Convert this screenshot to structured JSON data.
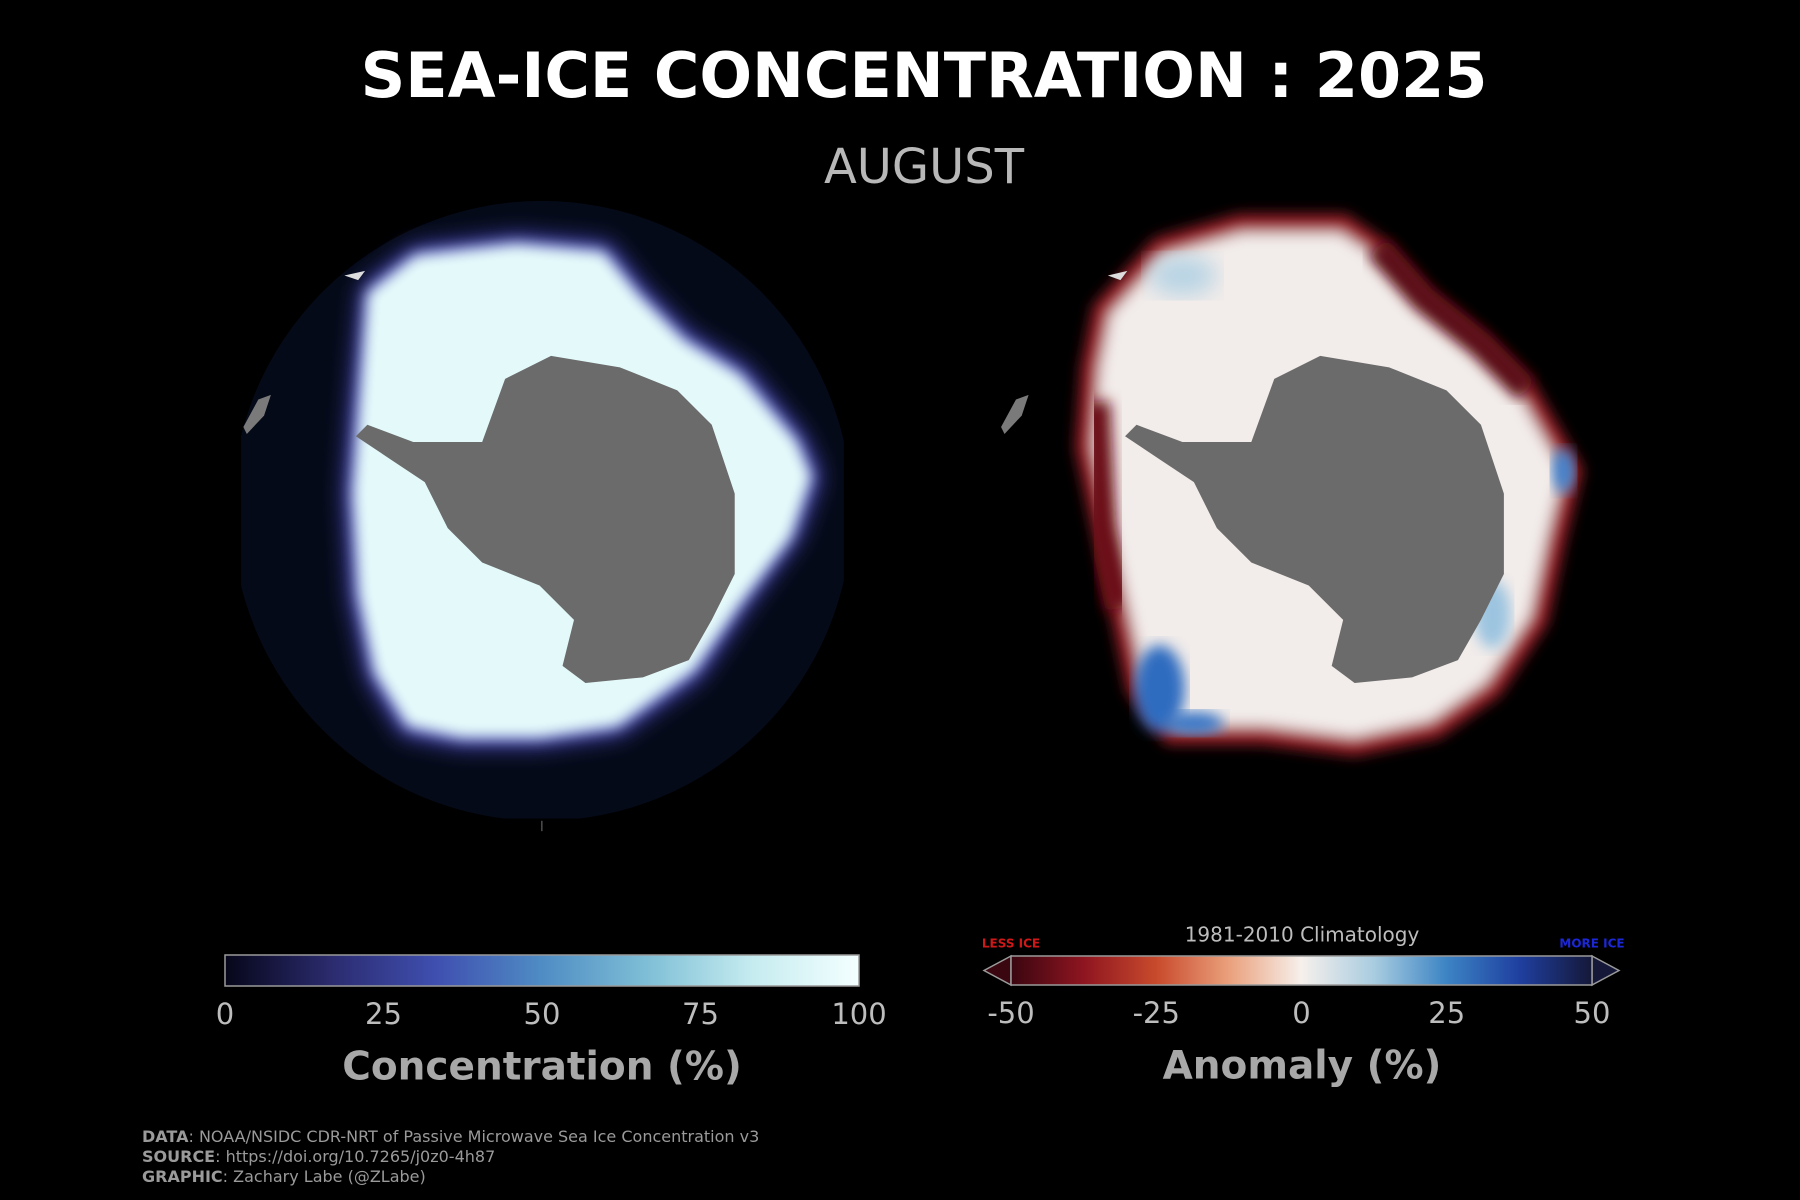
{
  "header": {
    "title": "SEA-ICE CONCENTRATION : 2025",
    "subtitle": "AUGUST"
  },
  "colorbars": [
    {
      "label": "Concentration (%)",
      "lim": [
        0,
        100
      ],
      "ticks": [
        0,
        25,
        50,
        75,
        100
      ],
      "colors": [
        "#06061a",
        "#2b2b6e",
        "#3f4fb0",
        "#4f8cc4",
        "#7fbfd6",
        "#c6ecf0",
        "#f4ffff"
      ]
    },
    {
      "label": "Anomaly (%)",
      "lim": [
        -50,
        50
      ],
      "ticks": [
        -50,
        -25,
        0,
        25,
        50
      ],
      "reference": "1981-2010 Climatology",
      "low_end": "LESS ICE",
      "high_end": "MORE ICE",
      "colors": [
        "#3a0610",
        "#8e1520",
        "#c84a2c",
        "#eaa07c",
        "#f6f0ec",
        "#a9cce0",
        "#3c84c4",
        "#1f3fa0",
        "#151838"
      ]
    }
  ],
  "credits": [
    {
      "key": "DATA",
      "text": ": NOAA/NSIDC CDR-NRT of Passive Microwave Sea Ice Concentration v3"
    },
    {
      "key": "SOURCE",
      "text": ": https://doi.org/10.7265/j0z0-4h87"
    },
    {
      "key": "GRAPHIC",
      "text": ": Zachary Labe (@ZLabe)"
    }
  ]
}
-------------------------
**Task objective:**
Reproduce the entries above exactly. Do not include the images.

**Result:**
Convert this screenshot to structured JSON data.
{
  "header": {
    "title": "SEA-ICE CONCENTRATION : 2025",
    "subtitle": "AUGUST"
  },
  "colorbars": [
    {
      "label": "Concentration (%)",
      "lim": [
        0,
        100
      ],
      "ticks": [
        0,
        25,
        50,
        75,
        100
      ],
      "colors": [
        "#06061a",
        "#2b2b6e",
        "#3f4fb0",
        "#4f8cc4",
        "#7fbfd6",
        "#c6ecf0",
        "#f4ffff"
      ]
    },
    {
      "label": "Anomaly (%)",
      "lim": [
        -50,
        50
      ],
      "ticks": [
        -50,
        -25,
        0,
        25,
        50
      ],
      "reference": "1981-2010 Climatology",
      "low_end": "LESS ICE",
      "high_end": "MORE ICE",
      "colors": [
        "#3a0610",
        "#8e1520",
        "#c84a2c",
        "#eaa07c",
        "#f6f0ec",
        "#a9cce0",
        "#3c84c4",
        "#1f3fa0",
        "#151838"
      ]
    }
  ],
  "credits": [
    {
      "key": "DATA",
      "text": ": NOAA/NSIDC CDR-NRT of Passive Microwave Sea Ice Concentration v3"
    },
    {
      "key": "SOURCE",
      "text": ": https://doi.org/10.7265/j0z0-4h87"
    },
    {
      "key": "GRAPHIC",
      "text": ": Zachary Labe (@ZLabe)"
    }
  ]
}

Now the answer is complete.